*Requirements*
Print all the data, keeping every line exactly as it is.

(Recorded data)
────────────────

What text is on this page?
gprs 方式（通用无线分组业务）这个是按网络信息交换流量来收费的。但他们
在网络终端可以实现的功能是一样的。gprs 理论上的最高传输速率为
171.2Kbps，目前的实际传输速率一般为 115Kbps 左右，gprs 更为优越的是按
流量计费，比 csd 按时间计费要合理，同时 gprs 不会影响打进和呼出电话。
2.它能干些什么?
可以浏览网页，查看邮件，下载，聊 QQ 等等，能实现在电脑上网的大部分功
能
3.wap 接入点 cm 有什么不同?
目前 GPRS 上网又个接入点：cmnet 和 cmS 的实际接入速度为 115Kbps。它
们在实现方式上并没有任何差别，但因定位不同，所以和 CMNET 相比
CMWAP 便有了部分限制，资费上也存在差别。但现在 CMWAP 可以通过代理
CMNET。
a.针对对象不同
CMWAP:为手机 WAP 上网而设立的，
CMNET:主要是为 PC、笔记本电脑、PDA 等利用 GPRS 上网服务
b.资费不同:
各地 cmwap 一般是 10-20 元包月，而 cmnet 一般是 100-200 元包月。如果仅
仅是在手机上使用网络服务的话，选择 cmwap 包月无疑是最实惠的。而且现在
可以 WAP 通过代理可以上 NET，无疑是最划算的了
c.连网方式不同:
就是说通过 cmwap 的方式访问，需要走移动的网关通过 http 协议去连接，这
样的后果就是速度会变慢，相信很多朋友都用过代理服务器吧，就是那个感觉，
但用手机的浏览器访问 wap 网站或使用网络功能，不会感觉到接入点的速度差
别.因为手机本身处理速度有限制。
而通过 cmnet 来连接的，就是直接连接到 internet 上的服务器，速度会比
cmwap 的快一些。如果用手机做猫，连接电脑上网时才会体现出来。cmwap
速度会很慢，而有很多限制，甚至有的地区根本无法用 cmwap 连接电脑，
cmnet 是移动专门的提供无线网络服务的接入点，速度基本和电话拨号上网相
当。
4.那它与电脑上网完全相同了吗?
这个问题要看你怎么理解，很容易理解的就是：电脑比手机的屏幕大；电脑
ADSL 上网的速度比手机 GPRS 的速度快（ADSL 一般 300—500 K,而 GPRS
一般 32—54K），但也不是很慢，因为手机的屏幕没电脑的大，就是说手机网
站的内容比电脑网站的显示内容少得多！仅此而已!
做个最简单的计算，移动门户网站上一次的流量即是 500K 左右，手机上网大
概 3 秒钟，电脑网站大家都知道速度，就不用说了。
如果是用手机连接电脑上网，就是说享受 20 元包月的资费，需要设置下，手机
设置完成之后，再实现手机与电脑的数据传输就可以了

────────────────

*Solution*
What text is on this page?
gprs 方式（通用无线分组业务）这个是按网络信息交换流量来收费的。但他们
在网络终端可以实现的功能是一样的。gprs 理论上的最高传输速率为
171.2Kbps，目前的实际传输速率一般为 115Kbps 左右，gprs 更为优越的是按
流量计费，比 csd 按时间计费要合理，同时 gprs 不会影响打进和呼出电话。
2.它能干些什么?
可以浏览网页，查看邮件，下载，聊 QQ 等等，能实现在电脑上网的大部分功
能
3.wap 接入点 cm 有什么不同?
目前 GPRS 上网又个接入点：cmnet 和 cmS 的实际接入速度为 115Kbps。它
们在实现方式上并没有任何差别，但因定位不同，所以和 CMNET 相比
CMWAP 便有了部分限制，资费上也存在差别。但现在 CMWAP 可以通过代理
CMNET。
a.针对对象不同
CMWAP:为手机 WAP 上网而设立的，
CMNET:主要是为 PC、笔记本电脑、PDA 等利用 GPRS 上网服务
b.资费不同:
各地 cmwap 一般是 10-20 元包月，而 cmnet 一般是 100-200 元包月。如果仅
仅是在手机上使用网络服务的话，选择 cmwap 包月无疑是最实惠的。而且现在
可以 WAP 通过代理可以上 NET，无疑是最划算的了
c.连网方式不同:
就是说通过 cmwap 的方式访问，需要走移动的网关通过 http 协议去连接，这
样的后果就是速度会变慢，相信很多朋友都用过代理服务器吧，就是那个感觉，
但用手机的浏览器访问 wap 网站或使用网络功能，不会感觉到接入点的速度差
别.因为手机本身处理速度有限制。
而通过 cmnet 来连接的，就是直接连接到 internet 上的服务器，速度会比
cmwap 的快一些。如果用手机做猫，连接电脑上网时才会体现出来。cmwap
速度会很慢，而有很多限制，甚至有的地区根本无法用 cmwap 连接电脑，
cmnet 是移动专门的提供无线网络服务的接入点，速度基本和电话拨号上网相
当。
4.那它与电脑上网完全相同了吗?
这个问题要看你怎么理解，很容易理解的就是：电脑比手机的屏幕大；电脑
ADSL 上网的速度比手机 GPRS 的速度快（ADSL 一般 300—500 K,而 GPRS
一般 32—54K），但也不是很慢，因为手机的屏幕没电脑的大，就是说手机网
站的内容比电脑网站的显示内容少得多！仅此而已!
做个最简单的计算，移动门户网站上一次的流量即是 500K 左右，手机上网大
概 3 秒钟，电脑网站大家都知道速度，就不用说了。
如果是用手机连接电脑上网，就是说享受 20 元包月的资费，需要设置下，手机
设置完成之后，再实现手机与电脑的数据传输就可以了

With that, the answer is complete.